The task
Convert the material below into a JSON list of strings with one string per line, skipping blank lines and leaving out the picture placeholders.

+--

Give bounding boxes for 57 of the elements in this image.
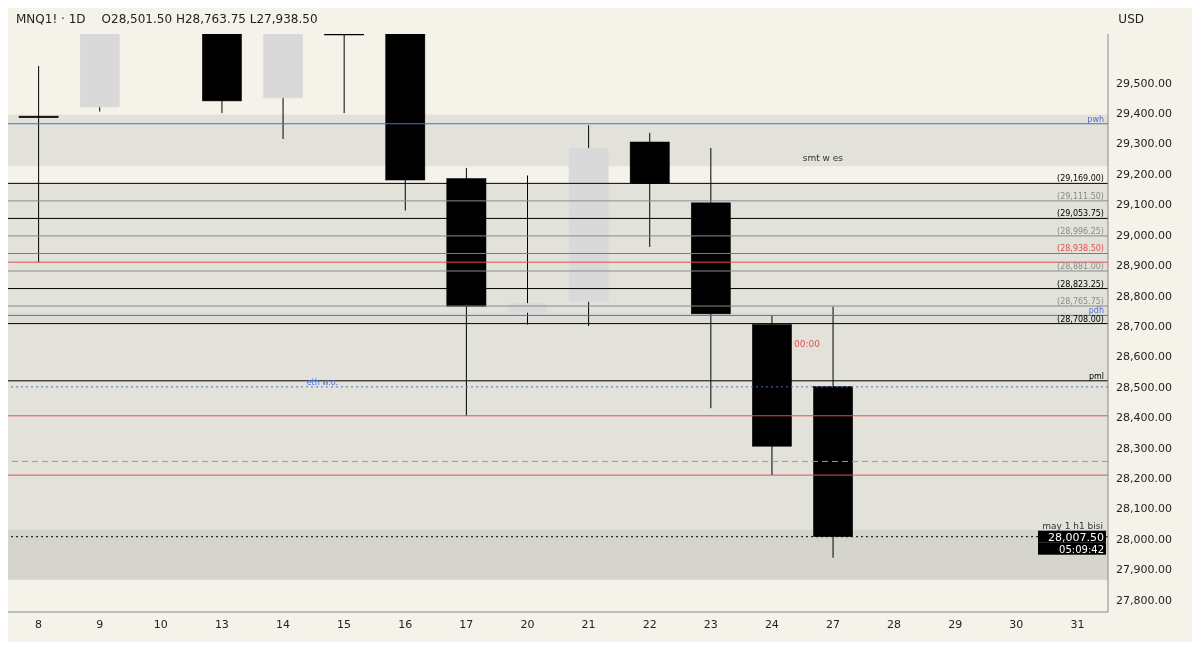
y-axis-title: USD <box>1118 12 1144 26</box>
y-tick-label: 28,500.00 <box>1116 380 1172 394</box>
x-tick-label: 9 <box>96 617 104 631</box>
ref-line-label: (29,053.75) <box>1057 209 1104 219</box>
x-tick-label: 28 <box>887 617 902 631</box>
y-tick-label: 28,800.00 <box>1116 289 1172 303</box>
x-tick-label: 30 <box>1009 617 1024 631</box>
x-tick-label: 16 <box>398 617 413 631</box>
x-tick-label: 17 <box>459 617 474 631</box>
y-tick-label: 29,500.00 <box>1116 76 1172 90</box>
x-tick-label: 29 <box>948 617 963 631</box>
x-tick-label: 8 <box>35 617 43 631</box>
y-tick-label: 28,900.00 <box>1116 259 1172 273</box>
x-tick-label: 14 <box>276 617 290 631</box>
x-tick-label: 23 <box>703 617 718 631</box>
band-label: may 1 h1 bisi <box>1042 521 1103 532</box>
y-tick-label: 27,800.00 <box>1116 593 1172 607</box>
chart-subtitle: O28,501.50 H28,763.75 L27,938.50 <box>101 12 318 26</box>
y-tick-label: 29,100.00 <box>1116 198 1172 212</box>
ref-line-label: pml <box>1088 371 1104 381</box>
x-tick-label: 27 <box>826 617 840 631</box>
x-tick-label: 24 <box>764 617 779 631</box>
ref-line-label: 28,007.50 <box>1048 530 1104 544</box>
y-tick-label: 29,400.00 <box>1116 107 1172 120</box>
ref-line-label: (28,765.75) <box>1057 297 1104 307</box>
y-tick-label: 28,000.00 <box>1116 532 1172 546</box>
ref-line-label: (28,881.00) <box>1057 261 1104 271</box>
x-tick-label: 31 <box>1070 617 1085 631</box>
y-tick-label: 28,400.00 <box>1116 411 1172 425</box>
ref-line-label: (28,996.25) <box>1057 226 1104 236</box>
x-tick-label: 13 <box>214 617 229 631</box>
x-tick-label: 15 <box>337 617 352 631</box>
y-tick-label: 28,100.00 <box>1116 502 1172 516</box>
y-tick-label: 28,600.00 <box>1116 350 1172 364</box>
x-tick-label: 21 <box>581 617 596 631</box>
ref-line-label: (29,169.00) <box>1057 174 1104 184</box>
x-tick-label: 20 <box>520 617 535 631</box>
y-tick-label: 28,700.00 <box>1116 319 1172 333</box>
y-tick-label: 29,000.00 <box>1116 228 1172 242</box>
y-tick-label: 29,200.00 <box>1116 167 1172 181</box>
ref-line-label: pdh <box>1088 306 1104 316</box>
y-tick-label: 29,300.00 <box>1116 137 1172 151</box>
candlestick <box>324 34 365 114</box>
chart-title: MNQ1! · 1D <box>16 12 86 26</box>
y-tick-label: 28,200.00 <box>1116 472 1172 486</box>
ref-line-label: (28,823.25) <box>1057 279 1104 289</box>
ref-line-label: (28,708.00) <box>1057 314 1104 324</box>
annotation: 00:00 <box>794 339 821 350</box>
ref-line-label: (29,111.50) <box>1057 191 1104 201</box>
annotation: 05:09:42 <box>1059 543 1104 555</box>
y-tick-label: 27,900.00 <box>1116 563 1172 577</box>
ref-line-label: pwh <box>1087 114 1104 124</box>
band-label: smt w es <box>802 153 844 164</box>
x-tick-label: 10 <box>153 617 168 631</box>
x-tick-label: 22 <box>642 617 657 631</box>
ref-line-label: (28,938.50) <box>1057 244 1104 254</box>
y-tick-label: 28,300.00 <box>1116 441 1172 455</box>
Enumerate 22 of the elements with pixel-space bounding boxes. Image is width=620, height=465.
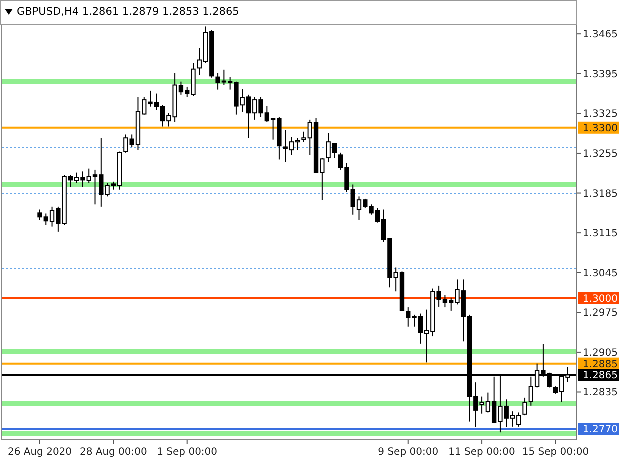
y-tick-label: 1.2975 [583,308,618,320]
x-tick-label: 11 Sep 00:00 [448,447,516,458]
y-tick-label: 1.2905 [583,348,618,359]
chart-title: GBPUSD,H4 1.2861 1.2879 1.2853 1.2865 [17,6,240,18]
y-tick-label: 1.2835 [583,388,618,399]
y-tick-label: 1.3185 [583,188,618,200]
x-tick-label: 9 Sep 00:00 [378,447,439,458]
ref-line-label: 1.3000 [583,294,618,305]
x-tick-label: 1 Sep 00:00 [157,447,218,458]
ref-line-label: 1.3300 [583,123,618,134]
y-tick-label: 1.3115 [583,228,618,240]
ref-line-label: 1.2770 [583,424,618,436]
x-tick-label: 28 Aug 00:00 [80,447,148,458]
x-tick-label: 15 Sep 00:00 [522,447,590,458]
y-tick-label: 1.3045 [583,268,618,280]
ref-line-label: 1.2885 [583,359,618,370]
x-tick-label: 26 Aug 2020 [8,447,72,458]
y-tick-label: 1.3325 [583,109,618,120]
ref-line-label: 1.2865 [583,370,618,382]
y-tick-label: 1.3395 [583,69,618,80]
y-tick-label: 1.3465 [583,30,618,41]
y-tick-label: 1.3255 [583,148,618,160]
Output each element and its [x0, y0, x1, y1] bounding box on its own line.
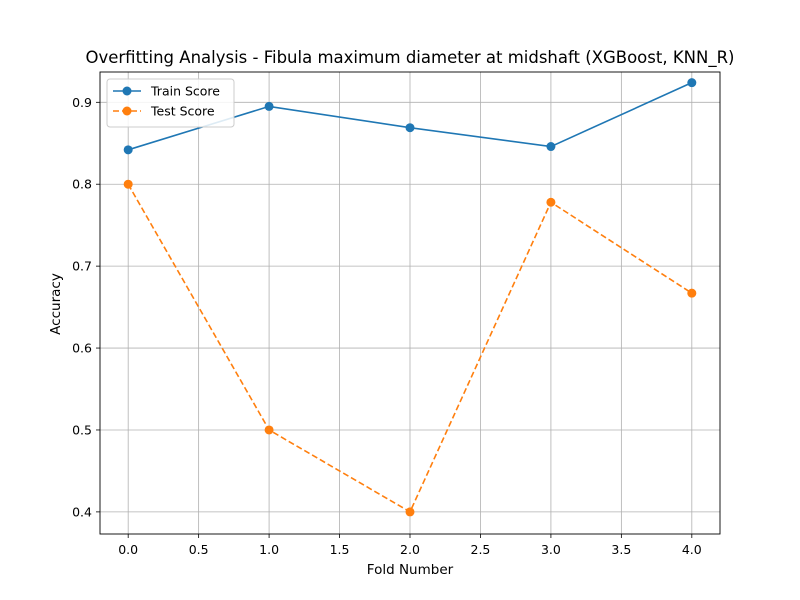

+--

Solution to this task
[
  "Give bounding boxes for 57 of the elements in this image.",
  "y-axis-title: USD <box>1118 12 1144 26</box>",
  "y-tick-label: 28,500.00 <box>1116 380 1172 394</box>",
  "x-tick-label: 9 <box>96 617 104 631</box>",
  "ref-line-label: (29,053.75) <box>1057 209 1104 219</box>",
  "x-tick-label: 28 <box>887 617 902 631</box>",
  "y-tick-label: 28,800.00 <box>1116 289 1172 303</box>",
  "x-tick-label: 30 <box>1009 617 1024 631</box>",
  "x-tick-label: 16 <box>398 617 413 631</box>",
  "x-tick-label: 17 <box>459 617 474 631</box>",
  "y-tick-label: 29,500.00 <box>1116 76 1172 90</box>",
  "x-tick-label: 29 <box>948 617 963 631</box>",
  "x-tick-label: 8 <box>35 617 43 631</box>",
  "y-tick-label: 28,900.00 <box>1116 259 1172 273</box>",
  "x-tick-label: 14 <box>276 617 290 631</box>",
  "x-tick-label: 23 <box>703 617 718 631</box>",
  "band-label: may 1 h1 bisi <box>1042 521 1103 532</box>",
  "y-tick-label: 27,800.00 <box>1116 593 1172 607</box>",
  "chart-subtitle: O28,501.50 H28,763.75 L27,938.50 <box>101 12 318 26</box>",
  "y-tick-label: 29,100.00 <box>1116 198 1172 212</box>",
  "ref-line-label: pml <box>1088 371 1104 381</box>",
  "x-tick-label: 27 <box>826 617 840 631</box>",
  "x-tick-label: 24 <box>764 617 779 631</box>",
  "ref-line-label: 28,007.50 <box>1048 530 1104 544</box>",
  "y-tick-label: 29,400.00 <box>1116 107 1172 120</box>",
  "ref-line-label: (28,765.75) <box>1057 297 1104 307</box>",
  "y-tick-label: 28,000.00 <box>1116 532 1172 546</box>",
  "ref-line-label: (28,881.00) <box>1057 261 1104 271</box>",
  "x-tick-label: 31 <box>1070 617 1085 631</box>",
  "y-tick-label: 28,400.00 <box>1116 411 1172 425</box>",
  "ref-line-label: (28,996.25) <box>1057 226 1104 236</box>",
  "x-tick-label: 13 <box>214 617 229 631</box>",
  "x-tick-label: 15 <box>337 617 352 631</box>",
  "y-tick-label: 28,100.00 <box>1116 502 1172 516</box>",
  "y-tick-label: 28,600.00 <box>1116 350 1172 364</box>",
  "x-tick-label: 21 <box>581 617 596 631</box>",
  "ref-line-label: (29,169.00) <box>1057 174 1104 184</box>",
  "x-tick-label: 20 <box>520 617 535 631</box>",
  "y-tick-label: 28,700.00 <box>1116 319 1172 333</box>",
  "y-tick-label: 29,000.00 <box>1116 228 1172 242</box>",
  "y-tick-label: 29,200.00 <box>1116 167 1172 181</box>",
  "ref-line-label: pdh <box>1088 306 1104 316</box>",
  "y-tick-label: 29,300.00 <box>1116 137 1172 151</box>",
  "candlestick <box>324 34 365 114</box>",
  "chart-title: MNQ1! · 1D <box>16 12 86 26</box>",
  "y-tick-label: 28,200.00 <box>1116 472 1172 486</box>",
  "ref-line-label: (28,823.25) <box>1057 279 1104 289</box>",
  "ref-line-label: (28,708.00) <box>1057 314 1104 324</box>",
  "annotation: 00:00 <box>794 339 821 350</box>",
  "ref-line-label: (29,111.50) <box>1057 191 1104 201</box>",
  "annotation: 05:09:42 <box>1059 543 1104 555</box>",
  "y-tick-label: 27,900.00 <box>1116 563 1172 577</box>",
  "ref-line-label: pwh <box>1087 114 1104 124</box>",
  "band-label: smt w es <box>802 153 844 164</box>",
  "x-tick-label: 10 <box>153 617 168 631</box>",
  "x-tick-label: 22 <box>642 617 657 631</box>",
  "ref-line-label: (28,938.50) <box>1057 244 1104 254</box>",
  "y-tick-label: 28,300.00 <box>1116 441 1172 455</box>",
  "Enumerate 22 of the elements with pixel-space bounding boxes. Image is width=620, height=465.",
  "y-tick-label: 1.2975 [583,308,618,320]",
  "x-tick-label: 11 Sep 00:00 [448,447,516,458]",
  "y-tick-label: 1.2905 [583,348,618,359]",
  "chart-title: GBPUSD,H4 1.2861 1.2879 1.2853 1.2865 [17,6,240,18]",
  "y-tick-label: 1.2835 [583,388,618,399]",
  "y-tick-label: 1.3185 [583,188,618,200]",
  "x-tick-label: 9 Sep 00:00 [378,447,439,458]",
  "ref-line-label: 1.3000 [583,294,618,305]",
  "x-tick-label: 1 Sep 00:00 [157,447,218,458]",
  "ref-line-label: 1.3300 [583,123,618,134]",
  "y-tick-label: 1.3115 [583,228,618,240]",
  "ref-line-label: 1.2770 [583,424,618,436]",
  "x-tick-label: 28 Aug 00:00 [80,447,148,458]",
  "x-tick-label: 15 Sep 00:00 [522,447,590,458]",
  "y-tick-label: 1.3045 [583,268,618,280]",
  "ref-line-label: 1.2885 [583,359,618,370]",
  "x-tick-label: 26 Aug 2020 [8,447,72,458]",
  "y-tick-label: 1.3325 [583,109,618,120]",
  "ref-line-label: 1.2865 [583,370,618,382]",
  "y-tick-label: 1.3395 [583,69,618,80]",
  "y-tick-label: 1.3465 [583,30,618,41]",
  "y-tick-label: 1.3255 [583,148,618,160]",
  "Output each element and its [x0, y0, x1, y1] bounding box on its own line."
]